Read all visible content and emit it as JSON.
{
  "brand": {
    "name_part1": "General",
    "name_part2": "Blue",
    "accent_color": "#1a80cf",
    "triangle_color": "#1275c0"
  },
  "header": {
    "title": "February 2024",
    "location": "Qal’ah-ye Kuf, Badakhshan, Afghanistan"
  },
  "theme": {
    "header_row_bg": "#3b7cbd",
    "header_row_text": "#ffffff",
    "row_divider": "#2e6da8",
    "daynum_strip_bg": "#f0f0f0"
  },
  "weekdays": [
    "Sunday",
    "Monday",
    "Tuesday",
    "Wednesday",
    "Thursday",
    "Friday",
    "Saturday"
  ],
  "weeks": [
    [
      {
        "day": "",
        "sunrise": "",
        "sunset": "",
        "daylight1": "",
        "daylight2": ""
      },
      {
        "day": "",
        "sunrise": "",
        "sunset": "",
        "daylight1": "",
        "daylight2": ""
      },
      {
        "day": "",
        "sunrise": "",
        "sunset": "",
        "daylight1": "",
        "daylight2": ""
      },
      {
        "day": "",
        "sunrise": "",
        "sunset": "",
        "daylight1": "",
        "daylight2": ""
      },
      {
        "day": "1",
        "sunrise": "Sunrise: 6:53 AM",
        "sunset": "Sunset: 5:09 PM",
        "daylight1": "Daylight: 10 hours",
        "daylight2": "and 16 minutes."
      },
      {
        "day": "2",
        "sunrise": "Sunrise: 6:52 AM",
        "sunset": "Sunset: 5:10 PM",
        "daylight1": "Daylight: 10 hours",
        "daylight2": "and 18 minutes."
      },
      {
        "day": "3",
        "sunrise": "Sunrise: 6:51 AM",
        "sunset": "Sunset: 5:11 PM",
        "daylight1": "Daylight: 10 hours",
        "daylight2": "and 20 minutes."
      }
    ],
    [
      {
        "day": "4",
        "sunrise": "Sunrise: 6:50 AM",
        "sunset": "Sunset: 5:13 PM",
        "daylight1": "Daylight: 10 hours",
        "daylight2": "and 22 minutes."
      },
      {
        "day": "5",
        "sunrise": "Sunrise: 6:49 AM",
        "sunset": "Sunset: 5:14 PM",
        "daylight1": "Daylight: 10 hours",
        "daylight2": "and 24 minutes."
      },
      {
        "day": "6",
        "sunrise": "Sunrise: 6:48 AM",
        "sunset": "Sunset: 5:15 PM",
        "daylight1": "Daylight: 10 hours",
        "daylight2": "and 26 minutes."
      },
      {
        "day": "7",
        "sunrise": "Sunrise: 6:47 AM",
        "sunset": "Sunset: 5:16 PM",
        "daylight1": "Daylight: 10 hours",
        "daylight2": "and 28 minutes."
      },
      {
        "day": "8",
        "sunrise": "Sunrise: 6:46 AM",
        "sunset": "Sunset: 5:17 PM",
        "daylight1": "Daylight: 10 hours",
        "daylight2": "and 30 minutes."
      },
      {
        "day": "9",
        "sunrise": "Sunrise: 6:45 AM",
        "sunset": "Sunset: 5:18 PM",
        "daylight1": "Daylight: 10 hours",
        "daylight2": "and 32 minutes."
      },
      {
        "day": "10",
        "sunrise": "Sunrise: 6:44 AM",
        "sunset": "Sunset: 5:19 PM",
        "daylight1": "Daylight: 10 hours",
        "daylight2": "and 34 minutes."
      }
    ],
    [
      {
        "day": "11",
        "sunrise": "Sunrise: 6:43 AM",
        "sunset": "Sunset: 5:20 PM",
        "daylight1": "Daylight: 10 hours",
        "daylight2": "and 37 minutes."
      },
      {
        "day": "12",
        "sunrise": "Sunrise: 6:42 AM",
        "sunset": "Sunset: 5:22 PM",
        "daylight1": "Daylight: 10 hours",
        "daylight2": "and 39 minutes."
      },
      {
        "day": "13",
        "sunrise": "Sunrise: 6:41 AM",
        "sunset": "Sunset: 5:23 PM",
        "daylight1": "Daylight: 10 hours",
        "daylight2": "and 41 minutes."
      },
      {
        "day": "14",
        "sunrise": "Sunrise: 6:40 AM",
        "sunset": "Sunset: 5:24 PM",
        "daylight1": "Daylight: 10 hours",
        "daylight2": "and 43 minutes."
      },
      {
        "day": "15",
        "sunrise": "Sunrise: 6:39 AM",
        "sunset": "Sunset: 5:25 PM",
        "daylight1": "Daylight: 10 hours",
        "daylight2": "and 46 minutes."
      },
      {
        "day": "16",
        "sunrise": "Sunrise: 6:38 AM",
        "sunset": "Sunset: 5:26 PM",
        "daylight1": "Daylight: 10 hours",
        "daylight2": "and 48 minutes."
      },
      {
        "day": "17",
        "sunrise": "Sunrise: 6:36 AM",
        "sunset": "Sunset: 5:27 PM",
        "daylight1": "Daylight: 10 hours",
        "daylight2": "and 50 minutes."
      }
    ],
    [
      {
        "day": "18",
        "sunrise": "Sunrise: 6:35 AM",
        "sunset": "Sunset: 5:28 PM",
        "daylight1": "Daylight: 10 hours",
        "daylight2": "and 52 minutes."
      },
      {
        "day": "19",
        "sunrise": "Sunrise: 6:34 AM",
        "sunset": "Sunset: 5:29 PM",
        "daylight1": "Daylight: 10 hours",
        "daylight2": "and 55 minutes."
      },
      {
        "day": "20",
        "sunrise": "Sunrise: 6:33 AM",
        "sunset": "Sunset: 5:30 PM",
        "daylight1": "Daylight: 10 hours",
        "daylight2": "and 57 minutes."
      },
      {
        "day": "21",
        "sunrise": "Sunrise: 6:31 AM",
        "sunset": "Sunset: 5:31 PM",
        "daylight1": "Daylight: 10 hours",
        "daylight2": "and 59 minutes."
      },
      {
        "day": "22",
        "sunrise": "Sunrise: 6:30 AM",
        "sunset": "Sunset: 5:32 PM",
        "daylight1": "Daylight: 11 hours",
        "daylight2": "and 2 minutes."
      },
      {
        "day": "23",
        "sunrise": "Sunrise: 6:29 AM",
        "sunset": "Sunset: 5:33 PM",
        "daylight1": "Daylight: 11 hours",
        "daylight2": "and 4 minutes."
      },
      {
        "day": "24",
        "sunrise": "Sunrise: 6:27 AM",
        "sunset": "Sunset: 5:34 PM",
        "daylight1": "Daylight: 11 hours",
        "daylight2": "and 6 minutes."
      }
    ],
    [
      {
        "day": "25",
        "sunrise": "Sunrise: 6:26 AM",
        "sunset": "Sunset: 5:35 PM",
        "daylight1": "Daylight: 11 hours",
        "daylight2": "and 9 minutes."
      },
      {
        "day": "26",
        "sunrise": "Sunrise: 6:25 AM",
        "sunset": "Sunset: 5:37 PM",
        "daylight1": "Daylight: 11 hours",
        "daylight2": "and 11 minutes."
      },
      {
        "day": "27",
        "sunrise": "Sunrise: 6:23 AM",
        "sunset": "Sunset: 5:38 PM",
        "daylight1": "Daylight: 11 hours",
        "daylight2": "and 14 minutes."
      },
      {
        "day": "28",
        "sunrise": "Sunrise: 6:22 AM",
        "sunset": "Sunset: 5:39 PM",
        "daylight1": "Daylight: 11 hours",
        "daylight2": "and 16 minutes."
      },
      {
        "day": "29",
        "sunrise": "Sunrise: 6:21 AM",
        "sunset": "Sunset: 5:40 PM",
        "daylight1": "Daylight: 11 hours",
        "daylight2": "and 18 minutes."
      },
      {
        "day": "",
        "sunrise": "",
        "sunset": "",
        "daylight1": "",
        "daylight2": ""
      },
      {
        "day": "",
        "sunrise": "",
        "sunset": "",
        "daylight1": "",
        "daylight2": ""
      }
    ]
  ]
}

********

• _Problem statement_
Extract the data exactly as given.

• _Response to this task_
Read all visible content and emit it as JSON.
{
  "brand": {
    "name_part1": "General",
    "name_part2": "Blue",
    "accent_color": "#1a80cf",
    "triangle_color": "#1275c0"
  },
  "header": {
    "title": "February 2024",
    "location": "Qal’ah-ye Kuf, Badakhshan, Afghanistan"
  },
  "theme": {
    "header_row_bg": "#3b7cbd",
    "header_row_text": "#ffffff",
    "row_divider": "#2e6da8",
    "daynum_strip_bg": "#f0f0f0"
  },
  "weekdays": [
    "Sunday",
    "Monday",
    "Tuesday",
    "Wednesday",
    "Thursday",
    "Friday",
    "Saturday"
  ],
  "weeks": [
    [
      {
        "day": "",
        "sunrise": "",
        "sunset": "",
        "daylight1": "",
        "daylight2": ""
      },
      {
        "day": "",
        "sunrise": "",
        "sunset": "",
        "daylight1": "",
        "daylight2": ""
      },
      {
        "day": "",
        "sunrise": "",
        "sunset": "",
        "daylight1": "",
        "daylight2": ""
      },
      {
        "day": "",
        "sunrise": "",
        "sunset": "",
        "daylight1": "",
        "daylight2": ""
      },
      {
        "day": "1",
        "sunrise": "Sunrise: 6:53 AM",
        "sunset": "Sunset: 5:09 PM",
        "daylight1": "Daylight: 10 hours",
        "daylight2": "and 16 minutes."
      },
      {
        "day": "2",
        "sunrise": "Sunrise: 6:52 AM",
        "sunset": "Sunset: 5:10 PM",
        "daylight1": "Daylight: 10 hours",
        "daylight2": "and 18 minutes."
      },
      {
        "day": "3",
        "sunrise": "Sunrise: 6:51 AM",
        "sunset": "Sunset: 5:11 PM",
        "daylight1": "Daylight: 10 hours",
        "daylight2": "and 20 minutes."
      }
    ],
    [
      {
        "day": "4",
        "sunrise": "Sunrise: 6:50 AM",
        "sunset": "Sunset: 5:13 PM",
        "daylight1": "Daylight: 10 hours",
        "daylight2": "and 22 minutes."
      },
      {
        "day": "5",
        "sunrise": "Sunrise: 6:49 AM",
        "sunset": "Sunset: 5:14 PM",
        "daylight1": "Daylight: 10 hours",
        "daylight2": "and 24 minutes."
      },
      {
        "day": "6",
        "sunrise": "Sunrise: 6:48 AM",
        "sunset": "Sunset: 5:15 PM",
        "daylight1": "Daylight: 10 hours",
        "daylight2": "and 26 minutes."
      },
      {
        "day": "7",
        "sunrise": "Sunrise: 6:47 AM",
        "sunset": "Sunset: 5:16 PM",
        "daylight1": "Daylight: 10 hours",
        "daylight2": "and 28 minutes."
      },
      {
        "day": "8",
        "sunrise": "Sunrise: 6:46 AM",
        "sunset": "Sunset: 5:17 PM",
        "daylight1": "Daylight: 10 hours",
        "daylight2": "and 30 minutes."
      },
      {
        "day": "9",
        "sunrise": "Sunrise: 6:45 AM",
        "sunset": "Sunset: 5:18 PM",
        "daylight1": "Daylight: 10 hours",
        "daylight2": "and 32 minutes."
      },
      {
        "day": "10",
        "sunrise": "Sunrise: 6:44 AM",
        "sunset": "Sunset: 5:19 PM",
        "daylight1": "Daylight: 10 hours",
        "daylight2": "and 34 minutes."
      }
    ],
    [
      {
        "day": "11",
        "sunrise": "Sunrise: 6:43 AM",
        "sunset": "Sunset: 5:20 PM",
        "daylight1": "Daylight: 10 hours",
        "daylight2": "and 37 minutes."
      },
      {
        "day": "12",
        "sunrise": "Sunrise: 6:42 AM",
        "sunset": "Sunset: 5:22 PM",
        "daylight1": "Daylight: 10 hours",
        "daylight2": "and 39 minutes."
      },
      {
        "day": "13",
        "sunrise": "Sunrise: 6:41 AM",
        "sunset": "Sunset: 5:23 PM",
        "daylight1": "Daylight: 10 hours",
        "daylight2": "and 41 minutes."
      },
      {
        "day": "14",
        "sunrise": "Sunrise: 6:40 AM",
        "sunset": "Sunset: 5:24 PM",
        "daylight1": "Daylight: 10 hours",
        "daylight2": "and 43 minutes."
      },
      {
        "day": "15",
        "sunrise": "Sunrise: 6:39 AM",
        "sunset": "Sunset: 5:25 PM",
        "daylight1": "Daylight: 10 hours",
        "daylight2": "and 46 minutes."
      },
      {
        "day": "16",
        "sunrise": "Sunrise: 6:38 AM",
        "sunset": "Sunset: 5:26 PM",
        "daylight1": "Daylight: 10 hours",
        "daylight2": "and 48 minutes."
      },
      {
        "day": "17",
        "sunrise": "Sunrise: 6:36 AM",
        "sunset": "Sunset: 5:27 PM",
        "daylight1": "Daylight: 10 hours",
        "daylight2": "and 50 minutes."
      }
    ],
    [
      {
        "day": "18",
        "sunrise": "Sunrise: 6:35 AM",
        "sunset": "Sunset: 5:28 PM",
        "daylight1": "Daylight: 10 hours",
        "daylight2": "and 52 minutes."
      },
      {
        "day": "19",
        "sunrise": "Sunrise: 6:34 AM",
        "sunset": "Sunset: 5:29 PM",
        "daylight1": "Daylight: 10 hours",
        "daylight2": "and 55 minutes."
      },
      {
        "day": "20",
        "sunrise": "Sunrise: 6:33 AM",
        "sunset": "Sunset: 5:30 PM",
        "daylight1": "Daylight: 10 hours",
        "daylight2": "and 57 minutes."
      },
      {
        "day": "21",
        "sunrise": "Sunrise: 6:31 AM",
        "sunset": "Sunset: 5:31 PM",
        "daylight1": "Daylight: 10 hours",
        "daylight2": "and 59 minutes."
      },
      {
        "day": "22",
        "sunrise": "Sunrise: 6:30 AM",
        "sunset": "Sunset: 5:32 PM",
        "daylight1": "Daylight: 11 hours",
        "daylight2": "and 2 minutes."
      },
      {
        "day": "23",
        "sunrise": "Sunrise: 6:29 AM",
        "sunset": "Sunset: 5:33 PM",
        "daylight1": "Daylight: 11 hours",
        "daylight2": "and 4 minutes."
      },
      {
        "day": "24",
        "sunrise": "Sunrise: 6:27 AM",
        "sunset": "Sunset: 5:34 PM",
        "daylight1": "Daylight: 11 hours",
        "daylight2": "and 6 minutes."
      }
    ],
    [
      {
        "day": "25",
        "sunrise": "Sunrise: 6:26 AM",
        "sunset": "Sunset: 5:35 PM",
        "daylight1": "Daylight: 11 hours",
        "daylight2": "and 9 minutes."
      },
      {
        "day": "26",
        "sunrise": "Sunrise: 6:25 AM",
        "sunset": "Sunset: 5:37 PM",
        "daylight1": "Daylight: 11 hours",
        "daylight2": "and 11 minutes."
      },
      {
        "day": "27",
        "sunrise": "Sunrise: 6:23 AM",
        "sunset": "Sunset: 5:38 PM",
        "daylight1": "Daylight: 11 hours",
        "daylight2": "and 14 minutes."
      },
      {
        "day": "28",
        "sunrise": "Sunrise: 6:22 AM",
        "sunset": "Sunset: 5:39 PM",
        "daylight1": "Daylight: 11 hours",
        "daylight2": "and 16 minutes."
      },
      {
        "day": "29",
        "sunrise": "Sunrise: 6:21 AM",
        "sunset": "Sunset: 5:40 PM",
        "daylight1": "Daylight: 11 hours",
        "daylight2": "and 18 minutes."
      },
      {
        "day": "",
        "sunrise": "",
        "sunset": "",
        "daylight1": "",
        "daylight2": ""
      },
      {
        "day": "",
        "sunrise": "",
        "sunset": "",
        "daylight1": "",
        "daylight2": ""
      }
    ]
  ]
}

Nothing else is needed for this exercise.